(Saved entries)
|---|

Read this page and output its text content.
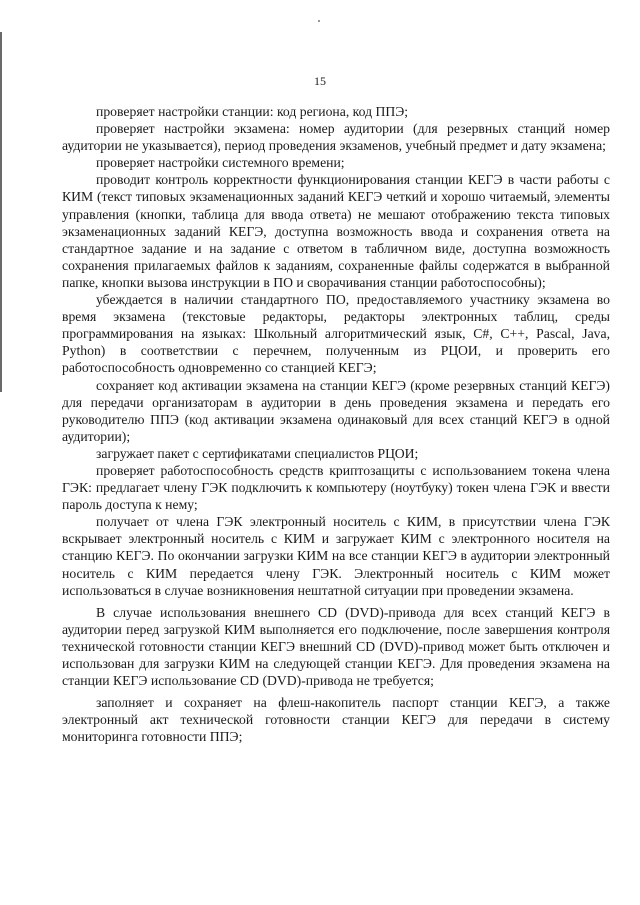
15

проверяет настройки станции: код региона, код ППЭ;

проверяет настройки экзамена: номер аудитории (для резервных станций номер аудитории не указывается), период проведения экзаменов, учебный предмет и дату экзамена;

проверяет настройки системного времени;

проводит контроль корректности функционирования станции КЕГЭ в части работы с КИМ (текст типовых экзаменационных заданий КЕГЭ четкий и хорошо читаемый, элементы управления (кнопки, таблица для ввода ответа) не мешают отображению текста типовых экзаменационных заданий КЕГЭ, доступна возможность ввода и сохранения ответа на стандартное задание и на задание с ответом в табличном виде, доступна возможность сохранения прилагаемых файлов к заданиям, сохраненные файлы содержатся в выбранной папке, кнопки вызова инструкции в ПО и сворачивания станции работоспособны);

убеждается в наличии стандартного ПО, предоставляемого участнику экзамена во время экзамена (текстовые редакторы, редакторы электронных таблиц, среды программирования на языках: Школьный алгоритмический язык, C#, C++, Pascal, Java, Python) в соответствии с перечнем, полученным из РЦОИ, и проверить его работоспособность одновременно со станцией КЕГЭ;

сохраняет код активации экзамена на станции КЕГЭ (кроме резервных станций КЕГЭ) для передачи организаторам в аудитории в день проведения экзамена и передать его руководителю ППЭ (код активации экзамена одинаковый для всех станций КЕГЭ в одной аудитории);

загружает пакет с сертификатами специалистов РЦОИ;

проверяет работоспособность средств криптозащиты с использованием токена члена ГЭК: предлагает члену ГЭК подключить к компьютеру (ноутбуку) токен члена ГЭК и ввести пароль доступа к нему;

получает от члена ГЭК электронный носитель с КИМ, в присутствии члена ГЭК вскрывает электронный носитель с КИМ и загружает КИМ с электронного носителя на станцию КЕГЭ. По окончании загрузки КИМ на все станции КЕГЭ в аудитории электронный носитель с КИМ передается члену ГЭК. Электронный носитель с КИМ может использоваться в случае возникновения нештатной ситуации при проведении экзамена.

В случае использования внешнего CD (DVD)-привода для всех станций КЕГЭ в аудитории перед загрузкой КИМ выполняется его подключение, после завершения контроля технической готовности станции КЕГЭ внешний CD (DVD)-привод может быть отключен и использован для загрузки КИМ на следующей станции КЕГЭ. Для проведения экзамена на станции КЕГЭ использование CD (DVD)-привода не требуется;

заполняет и сохраняет на флеш-накопитель паспорт станции КЕГЭ, а также электронный акт технической готовности станции КЕГЭ для передачи в систему мониторинга готовности ППЭ;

|---|

EXERCISE DIRECTIONS -
Repeat each entry exactly as it appears; skip any picture.

COMPLETED TASK -
Read this page and output its text content.
15

проверяет настройки станции: код региона, код ППЭ;

проверяет настройки экзамена: номер аудитории (для резервных станций номер аудитории не указывается), период проведения экзаменов, учебный предмет и дату экзамена;

проверяет настройки системного времени;

проводит контроль корректности функционирования станции КЕГЭ в части работы с КИМ (текст типовых экзаменационных заданий КЕГЭ четкий и хорошо читаемый, элементы управления (кнопки, таблица для ввода ответа) не мешают отображению текста типовых экзаменационных заданий КЕГЭ, доступна возможность ввода и сохранения ответа на стандартное задание и на задание с ответом в табличном виде, доступна возможность сохранения прилагаемых файлов к заданиям, сохраненные файлы содержатся в выбранной папке, кнопки вызова инструкции в ПО и сворачивания станции работоспособны);

убеждается в наличии стандартного ПО, предоставляемого участнику экзамена во время экзамена (текстовые редакторы, редакторы электронных таблиц, среды программирования на языках: Школьный алгоритмический язык, C#, C++, Pascal, Java, Python) в соответствии с перечнем, полученным из РЦОИ, и проверить его работоспособность одновременно со станцией КЕГЭ;

сохраняет код активации экзамена на станции КЕГЭ (кроме резервных станций КЕГЭ) для передачи организаторам в аудитории в день проведения экзамена и передать его руководителю ППЭ (код активации экзамена одинаковый для всех станций КЕГЭ в одной аудитории);

загружает пакет с сертификатами специалистов РЦОИ;

проверяет работоспособность средств криптозащиты с использованием токена члена ГЭК: предлагает члену ГЭК подключить к компьютеру (ноутбуку) токен члена ГЭК и ввести пароль доступа к нему;

получает от члена ГЭК электронный носитель с КИМ, в присутствии члена ГЭК вскрывает электронный носитель с КИМ и загружает КИМ с электронного носителя на станцию КЕГЭ. По окончании загрузки КИМ на все станции КЕГЭ в аудитории электронный носитель с КИМ передается члену ГЭК. Электронный носитель с КИМ может использоваться в случае возникновения нештатной ситуации при проведении экзамена.

В случае использования внешнего CD (DVD)-привода для всех станций КЕГЭ в аудитории перед загрузкой КИМ выполняется его подключение, после завершения контроля технической готовности станции КЕГЭ внешний CD (DVD)-привод может быть отключен и использован для загрузки КИМ на следующей станции КЕГЭ. Для проведения экзамена на станции КЕГЭ использование CD (DVD)-привода не требуется;

заполняет и сохраняет на флеш-накопитель паспорт станции КЕГЭ, а также электронный акт технической готовности станции КЕГЭ для передачи в систему мониторинга готовности ППЭ;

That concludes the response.